→ Supplied material
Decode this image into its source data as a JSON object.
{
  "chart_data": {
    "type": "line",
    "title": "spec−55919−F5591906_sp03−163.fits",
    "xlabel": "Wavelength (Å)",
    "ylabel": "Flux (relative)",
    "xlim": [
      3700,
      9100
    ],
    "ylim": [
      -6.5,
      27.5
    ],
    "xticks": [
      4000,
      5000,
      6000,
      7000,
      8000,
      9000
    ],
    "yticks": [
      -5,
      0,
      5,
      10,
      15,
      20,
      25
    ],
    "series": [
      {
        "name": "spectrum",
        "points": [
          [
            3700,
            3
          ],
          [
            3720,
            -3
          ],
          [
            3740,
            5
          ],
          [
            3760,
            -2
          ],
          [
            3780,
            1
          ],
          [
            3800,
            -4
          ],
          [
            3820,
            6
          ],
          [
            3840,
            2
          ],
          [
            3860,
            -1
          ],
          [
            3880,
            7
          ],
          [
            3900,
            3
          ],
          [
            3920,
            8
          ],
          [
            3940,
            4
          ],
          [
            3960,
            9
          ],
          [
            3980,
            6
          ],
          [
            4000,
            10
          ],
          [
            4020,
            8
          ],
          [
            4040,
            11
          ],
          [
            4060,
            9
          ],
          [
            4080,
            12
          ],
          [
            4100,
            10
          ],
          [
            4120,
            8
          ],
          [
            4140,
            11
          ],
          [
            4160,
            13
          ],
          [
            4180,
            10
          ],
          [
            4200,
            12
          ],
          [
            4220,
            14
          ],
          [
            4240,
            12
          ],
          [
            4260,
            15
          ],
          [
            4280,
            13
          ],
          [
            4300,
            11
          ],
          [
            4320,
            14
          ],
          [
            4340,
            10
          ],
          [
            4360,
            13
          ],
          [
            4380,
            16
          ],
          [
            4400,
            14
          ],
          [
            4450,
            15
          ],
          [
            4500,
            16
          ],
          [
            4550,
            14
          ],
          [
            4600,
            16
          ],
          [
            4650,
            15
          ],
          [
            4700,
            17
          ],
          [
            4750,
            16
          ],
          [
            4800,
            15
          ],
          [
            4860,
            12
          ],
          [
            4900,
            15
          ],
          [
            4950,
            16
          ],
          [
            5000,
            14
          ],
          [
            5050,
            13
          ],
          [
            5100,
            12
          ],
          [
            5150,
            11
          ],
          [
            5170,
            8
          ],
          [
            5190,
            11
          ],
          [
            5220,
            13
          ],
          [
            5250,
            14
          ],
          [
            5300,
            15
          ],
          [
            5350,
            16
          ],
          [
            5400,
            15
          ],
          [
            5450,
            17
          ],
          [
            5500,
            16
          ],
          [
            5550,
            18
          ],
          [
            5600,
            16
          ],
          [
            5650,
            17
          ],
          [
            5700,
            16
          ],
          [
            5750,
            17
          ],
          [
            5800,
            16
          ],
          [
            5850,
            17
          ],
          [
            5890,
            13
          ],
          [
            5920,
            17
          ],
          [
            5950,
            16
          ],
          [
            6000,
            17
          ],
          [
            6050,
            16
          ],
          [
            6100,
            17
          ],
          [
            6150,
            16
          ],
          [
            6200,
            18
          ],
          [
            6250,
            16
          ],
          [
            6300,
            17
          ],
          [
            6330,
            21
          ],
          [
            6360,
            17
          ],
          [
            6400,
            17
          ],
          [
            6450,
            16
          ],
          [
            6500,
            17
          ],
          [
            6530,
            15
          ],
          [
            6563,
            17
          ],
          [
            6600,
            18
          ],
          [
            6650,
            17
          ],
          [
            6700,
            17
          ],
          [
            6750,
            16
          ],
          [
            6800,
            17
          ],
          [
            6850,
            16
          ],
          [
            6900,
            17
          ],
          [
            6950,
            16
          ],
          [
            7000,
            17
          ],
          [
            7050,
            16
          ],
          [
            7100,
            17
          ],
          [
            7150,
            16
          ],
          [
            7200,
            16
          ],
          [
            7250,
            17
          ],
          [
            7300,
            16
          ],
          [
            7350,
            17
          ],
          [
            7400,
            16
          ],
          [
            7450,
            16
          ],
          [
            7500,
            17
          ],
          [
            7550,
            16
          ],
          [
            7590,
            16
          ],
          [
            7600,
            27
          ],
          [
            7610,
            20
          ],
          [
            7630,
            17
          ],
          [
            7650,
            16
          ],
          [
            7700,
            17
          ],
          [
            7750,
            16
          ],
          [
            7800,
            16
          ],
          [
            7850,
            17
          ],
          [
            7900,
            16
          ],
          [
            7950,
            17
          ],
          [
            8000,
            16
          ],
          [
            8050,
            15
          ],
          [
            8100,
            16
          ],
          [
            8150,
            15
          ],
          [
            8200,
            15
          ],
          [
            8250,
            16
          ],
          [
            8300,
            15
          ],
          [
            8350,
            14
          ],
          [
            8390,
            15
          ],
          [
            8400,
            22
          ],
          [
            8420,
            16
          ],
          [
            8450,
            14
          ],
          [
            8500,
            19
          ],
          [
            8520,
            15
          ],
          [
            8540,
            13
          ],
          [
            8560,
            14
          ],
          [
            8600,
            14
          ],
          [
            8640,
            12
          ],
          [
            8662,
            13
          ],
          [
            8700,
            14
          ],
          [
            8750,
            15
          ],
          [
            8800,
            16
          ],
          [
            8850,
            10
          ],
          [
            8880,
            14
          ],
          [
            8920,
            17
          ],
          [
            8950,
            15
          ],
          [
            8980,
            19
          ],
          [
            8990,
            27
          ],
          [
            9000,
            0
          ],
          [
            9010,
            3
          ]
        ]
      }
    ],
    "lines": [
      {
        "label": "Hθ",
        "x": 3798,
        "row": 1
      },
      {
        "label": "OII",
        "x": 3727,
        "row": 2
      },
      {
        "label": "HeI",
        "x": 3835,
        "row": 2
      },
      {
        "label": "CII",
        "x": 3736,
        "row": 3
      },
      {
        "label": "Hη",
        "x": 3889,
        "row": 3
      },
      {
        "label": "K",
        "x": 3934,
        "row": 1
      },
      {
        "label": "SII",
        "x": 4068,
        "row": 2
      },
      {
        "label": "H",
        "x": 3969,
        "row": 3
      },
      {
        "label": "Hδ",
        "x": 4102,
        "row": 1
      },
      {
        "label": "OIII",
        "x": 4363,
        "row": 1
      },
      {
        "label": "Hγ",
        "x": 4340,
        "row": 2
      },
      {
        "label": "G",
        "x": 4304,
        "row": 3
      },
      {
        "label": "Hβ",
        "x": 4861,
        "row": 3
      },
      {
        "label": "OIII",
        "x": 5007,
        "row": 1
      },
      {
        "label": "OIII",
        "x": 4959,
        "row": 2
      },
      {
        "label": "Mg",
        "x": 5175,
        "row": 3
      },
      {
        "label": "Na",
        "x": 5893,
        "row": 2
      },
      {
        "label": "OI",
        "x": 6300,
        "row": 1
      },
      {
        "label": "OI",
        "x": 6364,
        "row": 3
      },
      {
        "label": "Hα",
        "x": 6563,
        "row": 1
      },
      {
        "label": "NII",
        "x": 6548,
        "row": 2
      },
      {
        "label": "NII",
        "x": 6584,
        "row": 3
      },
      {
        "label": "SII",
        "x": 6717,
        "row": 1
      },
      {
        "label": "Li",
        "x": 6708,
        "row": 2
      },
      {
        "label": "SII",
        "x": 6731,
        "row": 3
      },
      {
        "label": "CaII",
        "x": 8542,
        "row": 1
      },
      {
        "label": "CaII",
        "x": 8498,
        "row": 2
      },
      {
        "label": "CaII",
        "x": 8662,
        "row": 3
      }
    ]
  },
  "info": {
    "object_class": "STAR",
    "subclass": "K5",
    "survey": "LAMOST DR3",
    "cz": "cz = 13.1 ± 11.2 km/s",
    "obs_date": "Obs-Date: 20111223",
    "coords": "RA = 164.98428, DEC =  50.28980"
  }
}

→ Objective
Copy all data exactly, start to finish.

→ Exercise result
Decode this image into its source data as a JSON object.
{
  "chart_data": {
    "type": "line",
    "title": "spec−55919−F5591906_sp03−163.fits",
    "xlabel": "Wavelength (Å)",
    "ylabel": "Flux (relative)",
    "xlim": [
      3700,
      9100
    ],
    "ylim": [
      -6.5,
      27.5
    ],
    "xticks": [
      4000,
      5000,
      6000,
      7000,
      8000,
      9000
    ],
    "yticks": [
      -5,
      0,
      5,
      10,
      15,
      20,
      25
    ],
    "series": [
      {
        "name": "spectrum",
        "points": [
          [
            3700,
            3
          ],
          [
            3720,
            -3
          ],
          [
            3740,
            5
          ],
          [
            3760,
            -2
          ],
          [
            3780,
            1
          ],
          [
            3800,
            -4
          ],
          [
            3820,
            6
          ],
          [
            3840,
            2
          ],
          [
            3860,
            -1
          ],
          [
            3880,
            7
          ],
          [
            3900,
            3
          ],
          [
            3920,
            8
          ],
          [
            3940,
            4
          ],
          [
            3960,
            9
          ],
          [
            3980,
            6
          ],
          [
            4000,
            10
          ],
          [
            4020,
            8
          ],
          [
            4040,
            11
          ],
          [
            4060,
            9
          ],
          [
            4080,
            12
          ],
          [
            4100,
            10
          ],
          [
            4120,
            8
          ],
          [
            4140,
            11
          ],
          [
            4160,
            13
          ],
          [
            4180,
            10
          ],
          [
            4200,
            12
          ],
          [
            4220,
            14
          ],
          [
            4240,
            12
          ],
          [
            4260,
            15
          ],
          [
            4280,
            13
          ],
          [
            4300,
            11
          ],
          [
            4320,
            14
          ],
          [
            4340,
            10
          ],
          [
            4360,
            13
          ],
          [
            4380,
            16
          ],
          [
            4400,
            14
          ],
          [
            4450,
            15
          ],
          [
            4500,
            16
          ],
          [
            4550,
            14
          ],
          [
            4600,
            16
          ],
          [
            4650,
            15
          ],
          [
            4700,
            17
          ],
          [
            4750,
            16
          ],
          [
            4800,
            15
          ],
          [
            4860,
            12
          ],
          [
            4900,
            15
          ],
          [
            4950,
            16
          ],
          [
            5000,
            14
          ],
          [
            5050,
            13
          ],
          [
            5100,
            12
          ],
          [
            5150,
            11
          ],
          [
            5170,
            8
          ],
          [
            5190,
            11
          ],
          [
            5220,
            13
          ],
          [
            5250,
            14
          ],
          [
            5300,
            15
          ],
          [
            5350,
            16
          ],
          [
            5400,
            15
          ],
          [
            5450,
            17
          ],
          [
            5500,
            16
          ],
          [
            5550,
            18
          ],
          [
            5600,
            16
          ],
          [
            5650,
            17
          ],
          [
            5700,
            16
          ],
          [
            5750,
            17
          ],
          [
            5800,
            16
          ],
          [
            5850,
            17
          ],
          [
            5890,
            13
          ],
          [
            5920,
            17
          ],
          [
            5950,
            16
          ],
          [
            6000,
            17
          ],
          [
            6050,
            16
          ],
          [
            6100,
            17
          ],
          [
            6150,
            16
          ],
          [
            6200,
            18
          ],
          [
            6250,
            16
          ],
          [
            6300,
            17
          ],
          [
            6330,
            21
          ],
          [
            6360,
            17
          ],
          [
            6400,
            17
          ],
          [
            6450,
            16
          ],
          [
            6500,
            17
          ],
          [
            6530,
            15
          ],
          [
            6563,
            17
          ],
          [
            6600,
            18
          ],
          [
            6650,
            17
          ],
          [
            6700,
            17
          ],
          [
            6750,
            16
          ],
          [
            6800,
            17
          ],
          [
            6850,
            16
          ],
          [
            6900,
            17
          ],
          [
            6950,
            16
          ],
          [
            7000,
            17
          ],
          [
            7050,
            16
          ],
          [
            7100,
            17
          ],
          [
            7150,
            16
          ],
          [
            7200,
            16
          ],
          [
            7250,
            17
          ],
          [
            7300,
            16
          ],
          [
            7350,
            17
          ],
          [
            7400,
            16
          ],
          [
            7450,
            16
          ],
          [
            7500,
            17
          ],
          [
            7550,
            16
          ],
          [
            7590,
            16
          ],
          [
            7600,
            27
          ],
          [
            7610,
            20
          ],
          [
            7630,
            17
          ],
          [
            7650,
            16
          ],
          [
            7700,
            17
          ],
          [
            7750,
            16
          ],
          [
            7800,
            16
          ],
          [
            7850,
            17
          ],
          [
            7900,
            16
          ],
          [
            7950,
            17
          ],
          [
            8000,
            16
          ],
          [
            8050,
            15
          ],
          [
            8100,
            16
          ],
          [
            8150,
            15
          ],
          [
            8200,
            15
          ],
          [
            8250,
            16
          ],
          [
            8300,
            15
          ],
          [
            8350,
            14
          ],
          [
            8390,
            15
          ],
          [
            8400,
            22
          ],
          [
            8420,
            16
          ],
          [
            8450,
            14
          ],
          [
            8500,
            19
          ],
          [
            8520,
            15
          ],
          [
            8540,
            13
          ],
          [
            8560,
            14
          ],
          [
            8600,
            14
          ],
          [
            8640,
            12
          ],
          [
            8662,
            13
          ],
          [
            8700,
            14
          ],
          [
            8750,
            15
          ],
          [
            8800,
            16
          ],
          [
            8850,
            10
          ],
          [
            8880,
            14
          ],
          [
            8920,
            17
          ],
          [
            8950,
            15
          ],
          [
            8980,
            19
          ],
          [
            8990,
            27
          ],
          [
            9000,
            0
          ],
          [
            9010,
            3
          ]
        ]
      }
    ],
    "lines": [
      {
        "label": "Hθ",
        "x": 3798,
        "row": 1
      },
      {
        "label": "OII",
        "x": 3727,
        "row": 2
      },
      {
        "label": "HeI",
        "x": 3835,
        "row": 2
      },
      {
        "label": "CII",
        "x": 3736,
        "row": 3
      },
      {
        "label": "Hη",
        "x": 3889,
        "row": 3
      },
      {
        "label": "K",
        "x": 3934,
        "row": 1
      },
      {
        "label": "SII",
        "x": 4068,
        "row": 2
      },
      {
        "label": "H",
        "x": 3969,
        "row": 3
      },
      {
        "label": "Hδ",
        "x": 4102,
        "row": 1
      },
      {
        "label": "OIII",
        "x": 4363,
        "row": 1
      },
      {
        "label": "Hγ",
        "x": 4340,
        "row": 2
      },
      {
        "label": "G",
        "x": 4304,
        "row": 3
      },
      {
        "label": "Hβ",
        "x": 4861,
        "row": 3
      },
      {
        "label": "OIII",
        "x": 5007,
        "row": 1
      },
      {
        "label": "OIII",
        "x": 4959,
        "row": 2
      },
      {
        "label": "Mg",
        "x": 5175,
        "row": 3
      },
      {
        "label": "Na",
        "x": 5893,
        "row": 2
      },
      {
        "label": "OI",
        "x": 6300,
        "row": 1
      },
      {
        "label": "OI",
        "x": 6364,
        "row": 3
      },
      {
        "label": "Hα",
        "x": 6563,
        "row": 1
      },
      {
        "label": "NII",
        "x": 6548,
        "row": 2
      },
      {
        "label": "NII",
        "x": 6584,
        "row": 3
      },
      {
        "label": "SII",
        "x": 6717,
        "row": 1
      },
      {
        "label": "Li",
        "x": 6708,
        "row": 2
      },
      {
        "label": "SII",
        "x": 6731,
        "row": 3
      },
      {
        "label": "CaII",
        "x": 8542,
        "row": 1
      },
      {
        "label": "CaII",
        "x": 8498,
        "row": 2
      },
      {
        "label": "CaII",
        "x": 8662,
        "row": 3
      }
    ]
  },
  "info": {
    "object_class": "STAR",
    "subclass": "K5",
    "survey": "LAMOST DR3",
    "cz": "cz = 13.1 ± 11.2 km/s",
    "obs_date": "Obs-Date: 20111223",
    "coords": "RA = 164.98428, DEC =  50.28980"
  }
}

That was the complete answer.